**VORLIEGENDER TEXT**
◇ ◇ ◇ ◇

Friedhelm Schulz legt vorsichtig Hand an an das Herzstück des MPS-Studios: die 1971 in Eigenregie gebaute 24-Kanal-Mischpult-Konsole. Foto: Michael Kienzler

Das Kürzel MPS steht für Musik Produktion Schwarzwald und ist bis weit in die Welt hinaus bekannt – etwa in den USA und in Japan. Denn dorthin verkaufte das Label MPS unzählige Jazz-Schallplatten. Das zugehörige Studio steht mitten in Villingen und wurde 2021 vom Landesdenkmalamt Baden Württemberg als Kulturdenkmal von besonderer Bedeutung eingestuft.

◇ ◇ ◇ ◇

Einträge aus einem Datensatz:
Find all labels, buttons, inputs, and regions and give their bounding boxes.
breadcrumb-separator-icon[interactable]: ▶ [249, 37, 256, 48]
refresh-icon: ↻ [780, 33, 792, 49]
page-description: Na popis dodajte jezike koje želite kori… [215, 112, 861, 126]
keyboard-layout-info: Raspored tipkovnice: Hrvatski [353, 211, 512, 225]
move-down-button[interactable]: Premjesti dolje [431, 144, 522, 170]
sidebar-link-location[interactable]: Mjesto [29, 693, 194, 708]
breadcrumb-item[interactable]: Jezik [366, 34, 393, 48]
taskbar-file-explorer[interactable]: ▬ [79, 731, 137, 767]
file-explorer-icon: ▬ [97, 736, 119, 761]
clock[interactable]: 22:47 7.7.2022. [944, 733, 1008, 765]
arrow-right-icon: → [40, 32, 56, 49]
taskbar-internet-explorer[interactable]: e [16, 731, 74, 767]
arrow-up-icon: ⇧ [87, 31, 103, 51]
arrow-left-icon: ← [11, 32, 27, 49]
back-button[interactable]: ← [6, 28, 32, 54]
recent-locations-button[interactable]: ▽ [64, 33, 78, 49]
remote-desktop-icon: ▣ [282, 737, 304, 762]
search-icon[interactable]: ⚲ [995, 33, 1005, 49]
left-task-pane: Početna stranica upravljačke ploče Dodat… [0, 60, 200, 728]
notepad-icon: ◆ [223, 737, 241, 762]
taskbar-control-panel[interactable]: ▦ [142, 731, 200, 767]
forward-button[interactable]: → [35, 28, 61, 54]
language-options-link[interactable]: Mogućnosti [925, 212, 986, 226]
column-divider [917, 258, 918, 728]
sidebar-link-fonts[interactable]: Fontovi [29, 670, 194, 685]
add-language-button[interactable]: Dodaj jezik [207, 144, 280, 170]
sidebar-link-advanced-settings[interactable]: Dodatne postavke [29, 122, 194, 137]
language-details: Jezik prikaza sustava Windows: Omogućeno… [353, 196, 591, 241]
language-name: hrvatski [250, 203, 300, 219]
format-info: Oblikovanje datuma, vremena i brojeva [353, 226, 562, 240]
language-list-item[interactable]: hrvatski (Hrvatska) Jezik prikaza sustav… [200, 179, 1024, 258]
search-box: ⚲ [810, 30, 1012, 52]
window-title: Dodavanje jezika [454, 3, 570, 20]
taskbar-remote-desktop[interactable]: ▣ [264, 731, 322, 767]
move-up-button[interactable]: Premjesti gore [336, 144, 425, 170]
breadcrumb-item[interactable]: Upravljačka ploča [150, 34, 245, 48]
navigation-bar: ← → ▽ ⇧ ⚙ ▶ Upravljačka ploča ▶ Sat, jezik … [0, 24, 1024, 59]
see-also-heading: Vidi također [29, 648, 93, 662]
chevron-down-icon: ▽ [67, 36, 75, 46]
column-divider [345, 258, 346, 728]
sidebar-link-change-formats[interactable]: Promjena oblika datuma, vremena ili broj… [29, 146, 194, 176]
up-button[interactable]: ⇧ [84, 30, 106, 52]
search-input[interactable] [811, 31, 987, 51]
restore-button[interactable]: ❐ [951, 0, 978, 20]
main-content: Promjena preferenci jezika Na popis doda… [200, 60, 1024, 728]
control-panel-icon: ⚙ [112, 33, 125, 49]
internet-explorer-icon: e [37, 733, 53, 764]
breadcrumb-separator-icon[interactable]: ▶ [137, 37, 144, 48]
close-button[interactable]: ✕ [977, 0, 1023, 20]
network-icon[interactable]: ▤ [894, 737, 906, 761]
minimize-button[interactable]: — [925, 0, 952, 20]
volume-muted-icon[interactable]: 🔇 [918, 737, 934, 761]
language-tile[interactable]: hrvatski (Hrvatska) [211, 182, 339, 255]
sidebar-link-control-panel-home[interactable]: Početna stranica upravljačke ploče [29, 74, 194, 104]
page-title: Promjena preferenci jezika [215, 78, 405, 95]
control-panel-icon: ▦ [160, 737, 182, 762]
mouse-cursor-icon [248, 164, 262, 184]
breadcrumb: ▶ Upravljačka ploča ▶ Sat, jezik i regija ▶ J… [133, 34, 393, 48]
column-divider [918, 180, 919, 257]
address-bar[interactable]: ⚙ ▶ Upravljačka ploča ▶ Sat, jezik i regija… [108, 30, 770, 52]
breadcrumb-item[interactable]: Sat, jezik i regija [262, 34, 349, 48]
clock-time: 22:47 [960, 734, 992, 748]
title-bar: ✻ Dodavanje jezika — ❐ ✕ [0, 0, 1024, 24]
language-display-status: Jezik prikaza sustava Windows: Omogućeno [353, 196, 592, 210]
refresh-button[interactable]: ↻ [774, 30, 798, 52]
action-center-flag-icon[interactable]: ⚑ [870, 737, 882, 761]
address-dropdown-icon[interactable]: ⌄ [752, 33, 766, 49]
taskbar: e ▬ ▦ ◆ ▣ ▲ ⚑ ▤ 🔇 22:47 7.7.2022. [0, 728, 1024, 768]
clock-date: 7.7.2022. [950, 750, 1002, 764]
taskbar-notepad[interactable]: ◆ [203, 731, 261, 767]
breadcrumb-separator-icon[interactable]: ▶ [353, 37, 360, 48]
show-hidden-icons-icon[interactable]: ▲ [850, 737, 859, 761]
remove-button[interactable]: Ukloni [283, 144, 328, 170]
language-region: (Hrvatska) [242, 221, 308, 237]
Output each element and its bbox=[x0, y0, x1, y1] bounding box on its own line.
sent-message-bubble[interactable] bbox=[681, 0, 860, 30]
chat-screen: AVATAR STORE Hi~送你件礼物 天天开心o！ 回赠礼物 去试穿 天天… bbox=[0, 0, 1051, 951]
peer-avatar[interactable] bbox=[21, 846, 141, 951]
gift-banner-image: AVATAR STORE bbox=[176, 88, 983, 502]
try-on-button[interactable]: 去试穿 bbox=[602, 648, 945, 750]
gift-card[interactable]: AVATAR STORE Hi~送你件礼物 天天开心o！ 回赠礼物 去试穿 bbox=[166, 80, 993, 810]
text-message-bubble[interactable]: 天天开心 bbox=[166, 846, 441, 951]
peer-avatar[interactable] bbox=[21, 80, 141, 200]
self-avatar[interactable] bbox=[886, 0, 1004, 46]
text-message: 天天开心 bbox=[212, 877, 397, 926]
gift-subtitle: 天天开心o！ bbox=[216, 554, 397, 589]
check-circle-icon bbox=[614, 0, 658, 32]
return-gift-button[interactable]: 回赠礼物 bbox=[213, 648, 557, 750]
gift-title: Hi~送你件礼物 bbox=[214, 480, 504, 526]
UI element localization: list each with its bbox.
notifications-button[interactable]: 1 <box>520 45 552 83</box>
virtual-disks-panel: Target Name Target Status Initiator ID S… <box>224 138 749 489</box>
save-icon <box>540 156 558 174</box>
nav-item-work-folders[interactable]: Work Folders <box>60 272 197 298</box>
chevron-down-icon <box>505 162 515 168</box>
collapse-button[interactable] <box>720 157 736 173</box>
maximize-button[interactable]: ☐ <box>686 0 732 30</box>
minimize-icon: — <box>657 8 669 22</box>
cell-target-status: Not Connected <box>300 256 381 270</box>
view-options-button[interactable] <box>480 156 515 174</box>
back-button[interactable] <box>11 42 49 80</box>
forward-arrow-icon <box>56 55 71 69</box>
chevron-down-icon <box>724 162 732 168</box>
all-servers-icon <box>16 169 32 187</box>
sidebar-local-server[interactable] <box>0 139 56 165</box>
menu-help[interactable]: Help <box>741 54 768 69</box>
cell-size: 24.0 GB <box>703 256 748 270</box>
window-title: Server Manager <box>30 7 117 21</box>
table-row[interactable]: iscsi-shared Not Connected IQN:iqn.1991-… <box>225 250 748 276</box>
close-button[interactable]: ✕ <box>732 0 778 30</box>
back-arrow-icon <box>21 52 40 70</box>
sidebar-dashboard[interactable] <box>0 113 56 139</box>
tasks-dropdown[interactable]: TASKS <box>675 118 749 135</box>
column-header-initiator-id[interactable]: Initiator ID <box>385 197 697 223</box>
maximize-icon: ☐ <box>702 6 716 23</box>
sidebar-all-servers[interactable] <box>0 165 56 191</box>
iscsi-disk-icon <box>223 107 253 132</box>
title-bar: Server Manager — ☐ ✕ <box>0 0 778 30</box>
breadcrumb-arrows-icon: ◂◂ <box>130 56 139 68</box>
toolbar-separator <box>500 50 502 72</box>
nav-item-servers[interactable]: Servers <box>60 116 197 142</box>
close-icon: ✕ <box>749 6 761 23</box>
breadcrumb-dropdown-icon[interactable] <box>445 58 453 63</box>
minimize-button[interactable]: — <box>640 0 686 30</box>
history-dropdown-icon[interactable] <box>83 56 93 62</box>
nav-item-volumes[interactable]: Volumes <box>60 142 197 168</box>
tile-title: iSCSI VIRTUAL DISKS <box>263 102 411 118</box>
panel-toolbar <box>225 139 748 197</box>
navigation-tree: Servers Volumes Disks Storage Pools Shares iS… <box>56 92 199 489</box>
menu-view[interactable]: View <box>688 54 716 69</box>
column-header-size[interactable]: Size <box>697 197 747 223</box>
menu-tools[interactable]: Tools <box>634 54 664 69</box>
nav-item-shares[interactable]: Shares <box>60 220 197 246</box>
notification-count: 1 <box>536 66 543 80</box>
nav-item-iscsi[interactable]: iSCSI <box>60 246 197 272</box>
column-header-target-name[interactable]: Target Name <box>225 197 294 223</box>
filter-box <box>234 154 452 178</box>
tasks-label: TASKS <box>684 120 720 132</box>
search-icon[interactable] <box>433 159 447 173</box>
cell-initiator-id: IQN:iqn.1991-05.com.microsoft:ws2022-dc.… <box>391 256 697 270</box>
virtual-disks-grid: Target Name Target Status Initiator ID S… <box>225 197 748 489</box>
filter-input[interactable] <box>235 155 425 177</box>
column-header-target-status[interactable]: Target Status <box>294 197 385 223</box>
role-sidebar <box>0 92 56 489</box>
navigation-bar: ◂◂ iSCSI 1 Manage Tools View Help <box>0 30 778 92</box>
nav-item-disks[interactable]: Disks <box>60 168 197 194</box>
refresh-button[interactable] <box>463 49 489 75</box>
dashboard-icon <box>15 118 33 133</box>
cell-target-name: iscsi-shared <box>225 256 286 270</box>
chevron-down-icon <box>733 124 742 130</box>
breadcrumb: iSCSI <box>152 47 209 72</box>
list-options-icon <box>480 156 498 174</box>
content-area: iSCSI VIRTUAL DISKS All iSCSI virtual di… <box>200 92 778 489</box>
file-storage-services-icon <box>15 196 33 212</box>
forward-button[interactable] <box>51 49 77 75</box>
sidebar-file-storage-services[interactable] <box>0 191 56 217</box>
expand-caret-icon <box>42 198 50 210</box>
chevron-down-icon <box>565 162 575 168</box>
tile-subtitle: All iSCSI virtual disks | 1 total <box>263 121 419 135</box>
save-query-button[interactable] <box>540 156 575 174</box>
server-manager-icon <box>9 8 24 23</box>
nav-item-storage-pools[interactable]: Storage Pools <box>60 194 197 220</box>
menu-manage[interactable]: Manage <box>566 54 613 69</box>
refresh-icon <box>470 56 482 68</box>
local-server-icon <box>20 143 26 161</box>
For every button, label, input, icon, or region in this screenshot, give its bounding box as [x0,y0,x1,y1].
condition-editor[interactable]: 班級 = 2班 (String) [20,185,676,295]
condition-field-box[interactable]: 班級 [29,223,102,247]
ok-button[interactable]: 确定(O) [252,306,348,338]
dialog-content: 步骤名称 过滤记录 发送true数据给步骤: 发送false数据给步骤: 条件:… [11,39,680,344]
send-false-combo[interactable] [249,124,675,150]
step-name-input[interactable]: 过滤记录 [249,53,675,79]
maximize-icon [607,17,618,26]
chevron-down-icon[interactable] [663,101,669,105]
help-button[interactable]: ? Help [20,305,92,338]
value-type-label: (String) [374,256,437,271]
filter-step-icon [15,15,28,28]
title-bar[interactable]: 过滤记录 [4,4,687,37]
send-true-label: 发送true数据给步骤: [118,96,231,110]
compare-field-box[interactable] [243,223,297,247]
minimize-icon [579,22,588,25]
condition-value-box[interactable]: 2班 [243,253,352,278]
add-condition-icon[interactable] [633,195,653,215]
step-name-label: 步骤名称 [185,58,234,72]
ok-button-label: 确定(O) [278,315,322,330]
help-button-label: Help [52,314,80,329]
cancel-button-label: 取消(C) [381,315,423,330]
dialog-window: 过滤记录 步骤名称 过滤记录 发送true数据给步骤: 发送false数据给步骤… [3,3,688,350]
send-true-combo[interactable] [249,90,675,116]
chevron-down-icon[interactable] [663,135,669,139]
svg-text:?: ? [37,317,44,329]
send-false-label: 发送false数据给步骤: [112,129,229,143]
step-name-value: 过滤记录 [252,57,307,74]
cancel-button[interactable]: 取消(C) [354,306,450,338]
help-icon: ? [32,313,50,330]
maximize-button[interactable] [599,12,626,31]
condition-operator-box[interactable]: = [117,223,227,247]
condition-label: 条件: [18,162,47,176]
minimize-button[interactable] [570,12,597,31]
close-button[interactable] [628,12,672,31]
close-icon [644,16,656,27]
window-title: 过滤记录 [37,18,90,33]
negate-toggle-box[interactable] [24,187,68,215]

◇ ◇ ◇ ◇

**AUFGABE 1**
In welchem Jahr wurde das Studio laut dem Text über das MPS-Studio als Kulturdenkmal von besonderer Bedeutung eingestuft?
**AUFGABE 2**
Fahren Sie mit dem Text über das MPS-Studio fort und schließen Sie an seinen letzten Satz an.
Die Einträge stehen in keinem Zusammenhang mit dem Text über das MPS-Studio.

**ANTWORT 1**
Im Jahr 2021.

**ANTWORT 2**
Villingen-Schwenningen - Musiker, die dort aufnahmen, vor allem in den Jahren 1961 bis 1982, schwelgten stets von generösen Aufenthalten im Schwarzwald. Hans Georg Brunner-Schwer, Chef der Schwarzwälder Apparate-Bau-Anstalt (Saba) betrieb sein Tonstudio mit Akribie, war ständig auf der Suche nach dem perfekten Sound und ein Gastgeber, bei dem man sich wohlfühlen sollte. Ein Schwarzwälder Tüftler und ein "symbadischer" Gastgeber. So beschreibt ihn uns Friedhelm Schulz, Leiter des Fördervereins MPS-Studio, der das Gebäude und sein Innenleben heute für die Nachwelt erhält. Friedhelm Schulz gewährte dem Waldrausch-Magazin einen Einblick in ein ganz besonderes Stück Schwarzwälder Geschichte.